┏━━

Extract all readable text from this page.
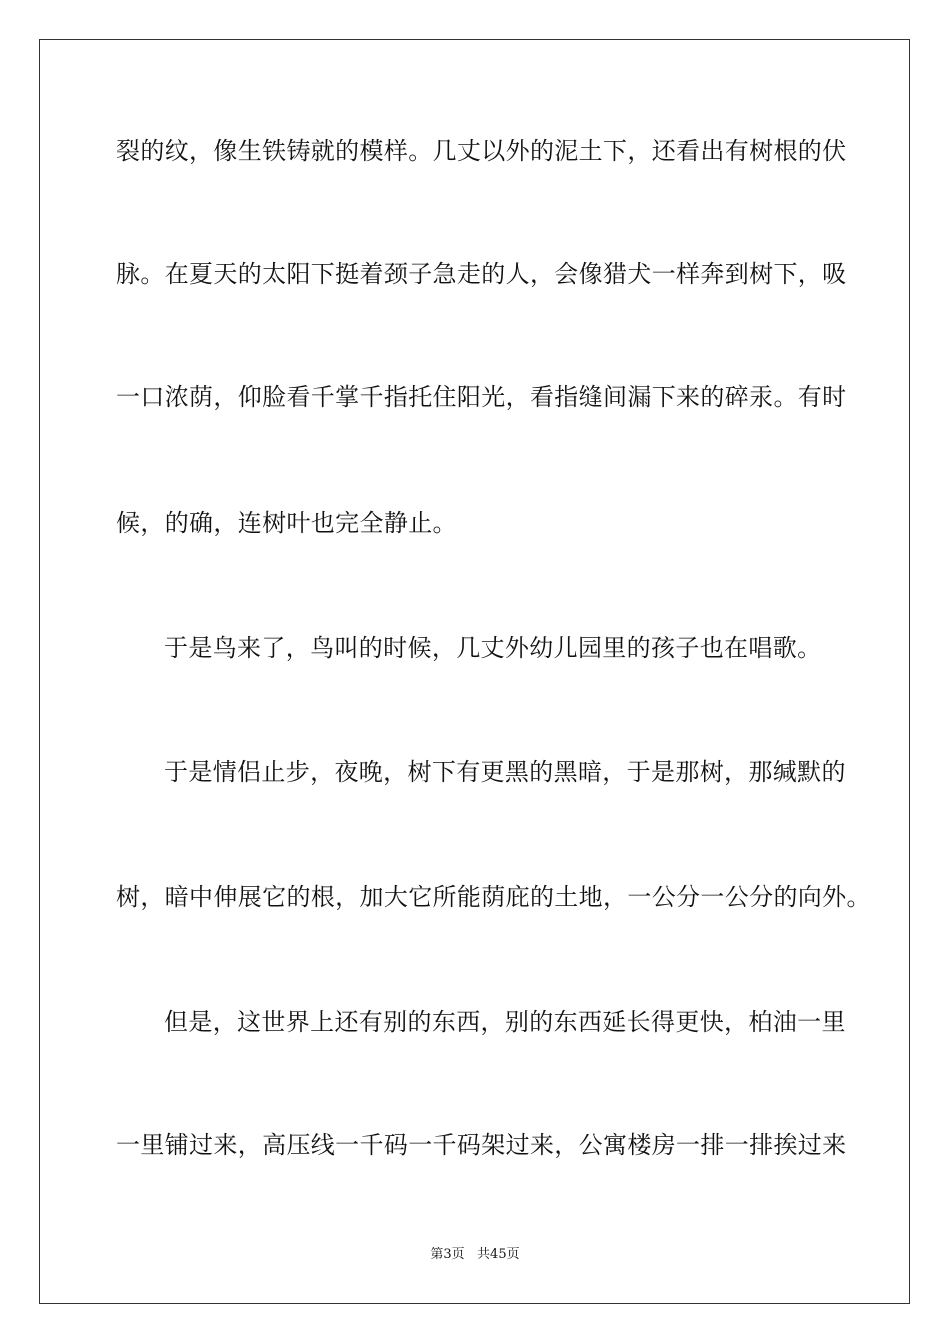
裂的纹，像生铁铸就的模样。几丈以外的泥土下，还看出有树根的伏
脉。在夏天的太阳下挺着颈子急走的人，会像猎犬一样奔到树下，吸
一口浓荫，仰脸看千掌千指托住阳光，看指缝间漏下来的碎汞。有时
候，的确，连树叶也完全静止。
于是鸟来了，鸟叫的时候，几丈外幼儿园里的孩子也在唱歌。
于是情侣止步，夜晚，树下有更黑的黑暗，于是那树，那缄默的
树，暗中伸展它的根，加大它所能荫庇的土地，一公分一公分的向外。
但是，这世界上还有别的东西，别的东西延长得更快，柏油一里
一里铺过来，高压线一千码一千码架过来，公寓楼房一排一排挨过来
第3页   共45页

┗━━

Brief: Every entry must be reproduced exactly, with the images left out.

Task output:
Extract all readable text from this page.
裂的纹，像生铁铸就的模样。几丈以外的泥土下，还看出有树根的伏
脉。在夏天的太阳下挺着颈子急走的人，会像猎犬一样奔到树下，吸
一口浓荫，仰脸看千掌千指托住阳光，看指缝间漏下来的碎汞。有时
候，的确，连树叶也完全静止。
于是鸟来了，鸟叫的时候，几丈外幼儿园里的孩子也在唱歌。
于是情侣止步，夜晚，树下有更黑的黑暗，于是那树，那缄默的
树，暗中伸展它的根，加大它所能荫庇的土地，一公分一公分的向外。
但是，这世界上还有别的东西，别的东西延长得更快，柏油一里
一里铺过来，高压线一千码一千码架过来，公寓楼房一排一排挨过来
第3页   共45页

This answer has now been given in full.